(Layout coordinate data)
......

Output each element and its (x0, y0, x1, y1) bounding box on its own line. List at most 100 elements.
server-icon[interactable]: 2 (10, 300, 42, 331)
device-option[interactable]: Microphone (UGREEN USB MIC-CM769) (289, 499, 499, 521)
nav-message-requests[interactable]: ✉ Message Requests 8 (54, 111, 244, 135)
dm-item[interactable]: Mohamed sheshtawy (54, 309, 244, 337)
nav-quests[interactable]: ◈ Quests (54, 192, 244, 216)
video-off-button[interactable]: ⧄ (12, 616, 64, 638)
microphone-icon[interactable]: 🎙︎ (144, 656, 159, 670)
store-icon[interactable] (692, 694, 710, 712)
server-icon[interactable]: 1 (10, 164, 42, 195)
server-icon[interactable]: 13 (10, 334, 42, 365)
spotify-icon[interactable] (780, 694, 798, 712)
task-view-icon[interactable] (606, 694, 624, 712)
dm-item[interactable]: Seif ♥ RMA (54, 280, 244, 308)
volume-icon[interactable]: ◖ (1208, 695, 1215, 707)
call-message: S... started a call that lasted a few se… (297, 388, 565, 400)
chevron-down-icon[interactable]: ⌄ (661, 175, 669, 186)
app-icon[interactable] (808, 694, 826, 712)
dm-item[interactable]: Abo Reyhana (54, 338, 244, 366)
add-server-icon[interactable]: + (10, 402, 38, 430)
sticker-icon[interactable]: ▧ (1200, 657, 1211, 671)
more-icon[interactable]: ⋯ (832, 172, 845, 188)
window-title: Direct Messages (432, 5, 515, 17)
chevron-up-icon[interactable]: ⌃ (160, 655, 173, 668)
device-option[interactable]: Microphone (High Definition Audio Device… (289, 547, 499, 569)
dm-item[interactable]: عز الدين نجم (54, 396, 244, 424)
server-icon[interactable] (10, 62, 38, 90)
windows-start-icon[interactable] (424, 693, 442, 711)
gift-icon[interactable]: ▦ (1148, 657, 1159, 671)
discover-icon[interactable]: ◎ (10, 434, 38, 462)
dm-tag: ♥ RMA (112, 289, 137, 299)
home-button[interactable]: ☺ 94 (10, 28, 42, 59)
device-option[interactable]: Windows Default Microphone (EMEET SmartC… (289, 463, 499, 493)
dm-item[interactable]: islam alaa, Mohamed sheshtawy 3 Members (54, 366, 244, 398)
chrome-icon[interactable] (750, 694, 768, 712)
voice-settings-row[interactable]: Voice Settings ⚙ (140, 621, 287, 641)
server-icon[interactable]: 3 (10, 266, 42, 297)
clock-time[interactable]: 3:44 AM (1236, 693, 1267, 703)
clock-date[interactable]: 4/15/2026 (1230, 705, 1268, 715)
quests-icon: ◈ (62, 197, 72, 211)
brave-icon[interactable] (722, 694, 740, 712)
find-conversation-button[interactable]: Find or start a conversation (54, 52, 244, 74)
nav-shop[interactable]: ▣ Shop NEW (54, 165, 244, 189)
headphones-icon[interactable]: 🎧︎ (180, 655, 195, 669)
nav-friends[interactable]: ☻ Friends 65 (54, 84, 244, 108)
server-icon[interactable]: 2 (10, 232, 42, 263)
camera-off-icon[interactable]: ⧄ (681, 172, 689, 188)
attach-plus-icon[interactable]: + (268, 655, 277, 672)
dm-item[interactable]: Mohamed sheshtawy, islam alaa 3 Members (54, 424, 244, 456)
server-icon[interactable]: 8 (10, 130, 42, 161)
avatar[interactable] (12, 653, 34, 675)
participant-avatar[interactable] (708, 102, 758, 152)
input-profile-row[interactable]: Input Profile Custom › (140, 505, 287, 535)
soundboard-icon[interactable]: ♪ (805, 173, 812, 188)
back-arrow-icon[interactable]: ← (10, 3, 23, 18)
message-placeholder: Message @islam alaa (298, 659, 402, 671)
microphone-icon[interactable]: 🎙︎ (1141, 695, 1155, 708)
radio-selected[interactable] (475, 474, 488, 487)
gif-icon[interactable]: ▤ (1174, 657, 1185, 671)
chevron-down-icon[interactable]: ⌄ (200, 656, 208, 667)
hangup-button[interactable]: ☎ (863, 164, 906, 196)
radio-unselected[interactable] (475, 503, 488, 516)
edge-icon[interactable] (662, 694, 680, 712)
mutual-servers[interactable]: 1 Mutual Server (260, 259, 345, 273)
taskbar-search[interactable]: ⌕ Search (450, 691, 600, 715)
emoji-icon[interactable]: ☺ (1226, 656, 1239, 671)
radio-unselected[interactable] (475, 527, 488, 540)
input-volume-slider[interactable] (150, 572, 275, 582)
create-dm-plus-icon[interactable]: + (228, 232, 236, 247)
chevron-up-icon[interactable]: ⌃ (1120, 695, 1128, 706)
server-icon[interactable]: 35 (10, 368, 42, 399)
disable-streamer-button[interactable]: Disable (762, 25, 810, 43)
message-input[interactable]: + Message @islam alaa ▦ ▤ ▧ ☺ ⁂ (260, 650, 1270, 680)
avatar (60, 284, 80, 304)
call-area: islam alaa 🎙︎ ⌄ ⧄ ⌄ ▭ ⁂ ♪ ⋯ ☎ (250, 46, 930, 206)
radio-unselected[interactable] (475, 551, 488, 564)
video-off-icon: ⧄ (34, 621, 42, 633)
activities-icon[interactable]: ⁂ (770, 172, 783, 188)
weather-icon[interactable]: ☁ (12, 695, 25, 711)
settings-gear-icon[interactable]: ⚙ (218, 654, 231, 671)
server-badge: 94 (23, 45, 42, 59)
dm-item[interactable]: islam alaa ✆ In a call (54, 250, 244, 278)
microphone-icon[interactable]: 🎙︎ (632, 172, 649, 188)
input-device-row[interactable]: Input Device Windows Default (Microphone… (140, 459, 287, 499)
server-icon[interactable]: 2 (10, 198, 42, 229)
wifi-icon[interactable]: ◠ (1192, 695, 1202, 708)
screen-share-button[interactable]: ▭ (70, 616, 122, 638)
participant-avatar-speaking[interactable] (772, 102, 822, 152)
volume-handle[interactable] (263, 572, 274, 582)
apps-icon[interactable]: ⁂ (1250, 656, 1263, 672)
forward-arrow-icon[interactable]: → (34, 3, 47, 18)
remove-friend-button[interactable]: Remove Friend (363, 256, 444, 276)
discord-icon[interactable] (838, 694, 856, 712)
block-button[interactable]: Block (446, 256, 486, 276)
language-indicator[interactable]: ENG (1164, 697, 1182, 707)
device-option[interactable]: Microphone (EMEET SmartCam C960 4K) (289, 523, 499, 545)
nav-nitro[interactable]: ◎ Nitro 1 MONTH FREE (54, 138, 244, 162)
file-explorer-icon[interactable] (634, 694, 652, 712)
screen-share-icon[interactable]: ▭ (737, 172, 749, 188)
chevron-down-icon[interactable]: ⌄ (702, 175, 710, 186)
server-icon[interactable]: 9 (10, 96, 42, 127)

......

(Work to complete)
Reproduce the rows from the beginning through the line containing "dm-item[interactable]: Seif ♥", inclusive, and swap "server-icon" for "guild-icon" while leaving everything else unchanged.

(Right answer)
Output each element and its (x0, y0, x1, y1) bounding box on its own line. List at most 100 elements.
guild-icon[interactable]: 2 (10, 300, 42, 331)
device-option[interactable]: Microphone (UGREEN USB MIC-CM769) (289, 499, 499, 521)
nav-message-requests[interactable]: ✉ Message Requests 8 (54, 111, 244, 135)
dm-item[interactable]: Mohamed sheshtawy (54, 309, 244, 337)
nav-quests[interactable]: ◈ Quests (54, 192, 244, 216)
video-off-button[interactable]: ⧄ (12, 616, 64, 638)
microphone-icon[interactable]: 🎙︎ (144, 656, 159, 670)
store-icon[interactable] (692, 694, 710, 712)
guild-icon[interactable]: 1 (10, 164, 42, 195)
guild-icon[interactable]: 13 (10, 334, 42, 365)
spotify-icon[interactable] (780, 694, 798, 712)
task-view-icon[interactable] (606, 694, 624, 712)
dm-item[interactable]: Seif ♥ RMA (54, 280, 244, 308)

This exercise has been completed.